## What is being asked
Copy out each line below that has the word "tchMaterial" in it.

Collected data entries
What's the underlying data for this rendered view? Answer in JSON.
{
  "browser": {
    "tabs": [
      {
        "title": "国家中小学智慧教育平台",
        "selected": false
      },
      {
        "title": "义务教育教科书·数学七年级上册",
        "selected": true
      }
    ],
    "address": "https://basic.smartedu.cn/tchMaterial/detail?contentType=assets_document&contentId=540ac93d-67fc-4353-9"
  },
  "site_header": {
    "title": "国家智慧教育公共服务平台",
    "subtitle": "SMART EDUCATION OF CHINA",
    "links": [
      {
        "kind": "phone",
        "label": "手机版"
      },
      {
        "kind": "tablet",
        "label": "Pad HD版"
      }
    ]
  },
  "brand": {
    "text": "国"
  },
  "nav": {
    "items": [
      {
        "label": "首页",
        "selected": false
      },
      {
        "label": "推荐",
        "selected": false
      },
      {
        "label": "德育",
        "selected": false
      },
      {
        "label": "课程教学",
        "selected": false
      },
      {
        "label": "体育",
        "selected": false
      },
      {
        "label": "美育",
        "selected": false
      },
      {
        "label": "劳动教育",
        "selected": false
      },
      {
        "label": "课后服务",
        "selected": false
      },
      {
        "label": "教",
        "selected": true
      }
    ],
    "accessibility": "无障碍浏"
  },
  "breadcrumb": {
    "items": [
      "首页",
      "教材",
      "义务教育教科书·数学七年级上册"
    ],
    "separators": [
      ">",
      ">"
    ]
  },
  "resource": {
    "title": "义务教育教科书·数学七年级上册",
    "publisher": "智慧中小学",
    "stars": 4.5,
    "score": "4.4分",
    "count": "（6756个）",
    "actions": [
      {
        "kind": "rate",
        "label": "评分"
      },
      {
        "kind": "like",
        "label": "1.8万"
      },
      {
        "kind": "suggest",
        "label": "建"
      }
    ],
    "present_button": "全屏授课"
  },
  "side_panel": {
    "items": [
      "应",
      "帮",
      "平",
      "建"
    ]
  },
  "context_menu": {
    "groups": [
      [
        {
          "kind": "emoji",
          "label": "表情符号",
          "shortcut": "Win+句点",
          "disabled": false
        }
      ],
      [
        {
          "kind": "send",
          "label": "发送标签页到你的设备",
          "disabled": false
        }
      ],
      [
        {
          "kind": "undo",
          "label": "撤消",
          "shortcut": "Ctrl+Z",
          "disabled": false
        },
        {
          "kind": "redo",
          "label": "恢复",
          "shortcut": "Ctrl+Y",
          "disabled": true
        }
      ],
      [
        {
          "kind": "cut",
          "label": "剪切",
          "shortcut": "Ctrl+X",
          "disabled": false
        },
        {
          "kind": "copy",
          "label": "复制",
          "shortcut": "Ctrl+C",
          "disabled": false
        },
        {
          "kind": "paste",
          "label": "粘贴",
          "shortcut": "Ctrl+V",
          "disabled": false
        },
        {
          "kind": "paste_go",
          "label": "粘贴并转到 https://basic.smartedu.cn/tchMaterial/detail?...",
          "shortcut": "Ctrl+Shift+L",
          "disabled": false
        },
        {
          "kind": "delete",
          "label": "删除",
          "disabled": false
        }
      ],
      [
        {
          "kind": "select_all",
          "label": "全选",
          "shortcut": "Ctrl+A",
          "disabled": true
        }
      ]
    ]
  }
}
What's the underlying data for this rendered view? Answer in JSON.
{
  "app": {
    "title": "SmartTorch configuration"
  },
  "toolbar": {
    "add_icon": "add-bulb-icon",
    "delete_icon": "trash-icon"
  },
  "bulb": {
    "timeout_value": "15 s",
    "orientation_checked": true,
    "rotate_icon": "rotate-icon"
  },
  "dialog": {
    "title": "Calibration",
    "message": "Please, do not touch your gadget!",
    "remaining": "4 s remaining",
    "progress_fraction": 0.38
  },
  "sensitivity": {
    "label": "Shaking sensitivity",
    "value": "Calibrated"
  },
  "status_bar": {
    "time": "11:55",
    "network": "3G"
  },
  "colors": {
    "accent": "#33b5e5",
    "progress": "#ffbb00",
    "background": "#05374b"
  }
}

## Exercise response
    "address": "https://basic.smartedu.cn/tchMaterial/detail?contentType=assets_document&contentId=540ac93d-67fc-4353-9"
          "label": "粘贴并转到 https://basic.smartedu.cn/tchMaterial/detail?...",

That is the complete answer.